> _What is asked_:
Sort through the data and copy the lines holding the word "机械能一定守恒".
++++ Dataset rows
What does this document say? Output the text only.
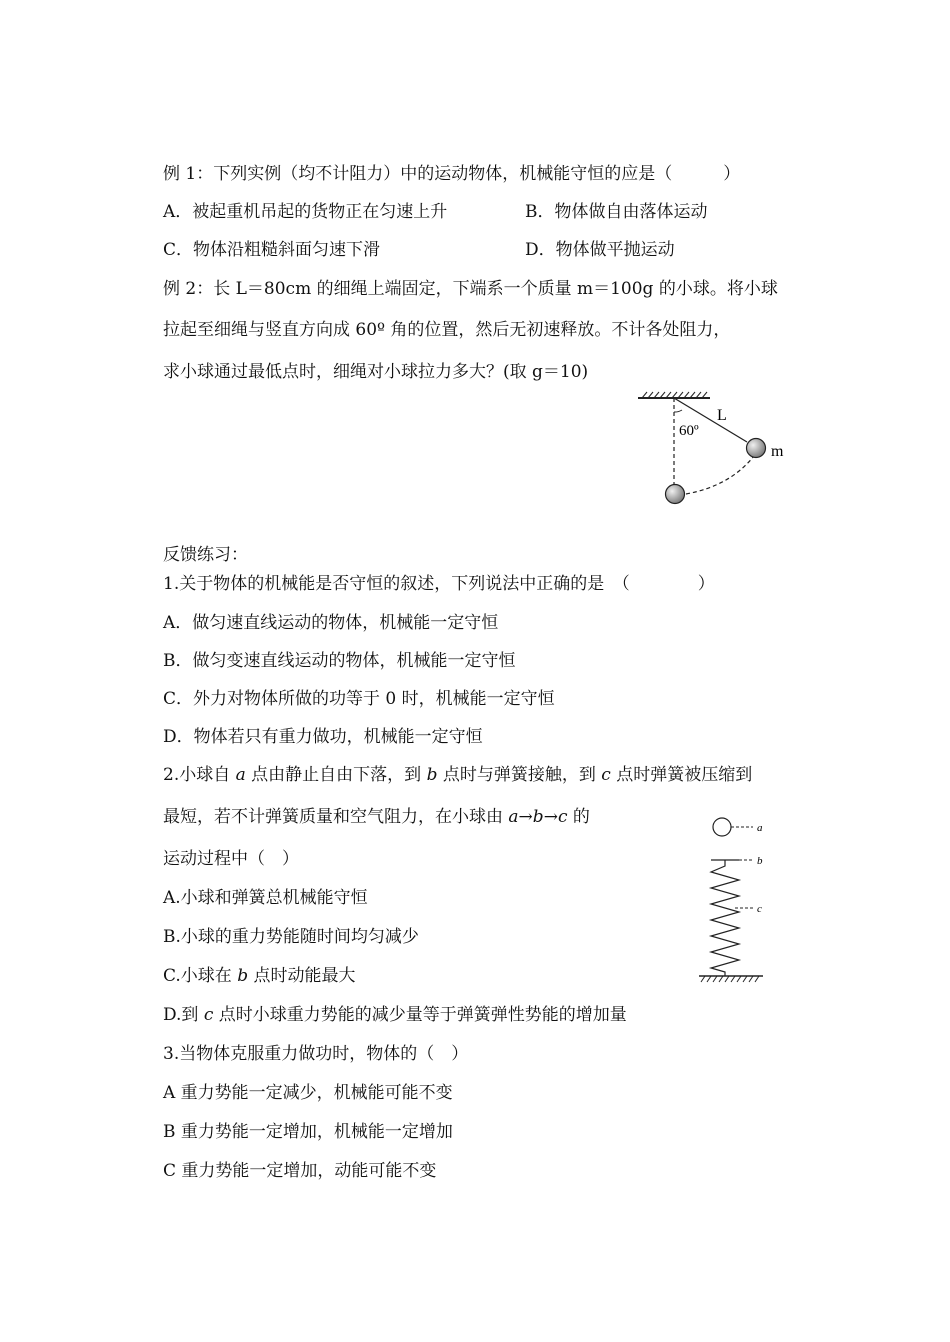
例 1：下列实例（均不计阻力）中的运动物体，机械能守恒的应是（　　　）
A．被起重机吊起的货物正在匀速上升	B．物体做自由落体运动
C．物体沿粗糙斜面匀速下滑	D．物体做平抛运动
例 2：长 L＝80cm 的细绳上端固定，下端系一个质量 m＝100g 的小球。将小球
拉起至细绳与竖直方向成 60º 角的位置，然后无初速释放。不计各处阻力，
求小球通过最低点时，细绳对小球拉力多大？(取 g＝10)
L
60º
m
反馈练习：
1.关于物体的机械能是否守恒的叙述，下列说法中正确的是　（　　　　）
A．做匀速直线运动的物体，机械能一定守恒
B．做匀变速直线运动的物体，机械能一定守恒
C．外力对物体所做的功等于 0 时，机械能一定守恒
D．物体若只有重力做功，机械能一定守恒
2.小球自 a 点由静止自由下落，到 b 点时与弹簧接触，到 c 点时弹簧被压缩到
最短，若不计弹簧质量和空气阻力，在小球由 a→b→c 的
运动过程中（　）
A.小球和弹簧总机械能守恒
B.小球的重力势能随时间均匀减少
C.小球在 b 点时动能最大
D.到 c 点时小球重力势能的减少量等于弹簧弹性势能的增加量
a
b
c
3.当物体克服重力做功时，物体的（　）
A 重力势能一定减少，机械能可能不变
B 重力势能一定增加，机械能一定增加
C 重力势能一定增加，动能可能不变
++++++++
> _Finished exercise_:
A．做匀速直线运动的物体，机械能一定守恒
B．做匀变速直线运动的物体，机械能一定守恒
C．外力对物体所做的功等于 0 时，机械能一定守恒
D．物体若只有重力做功，机械能一定守恒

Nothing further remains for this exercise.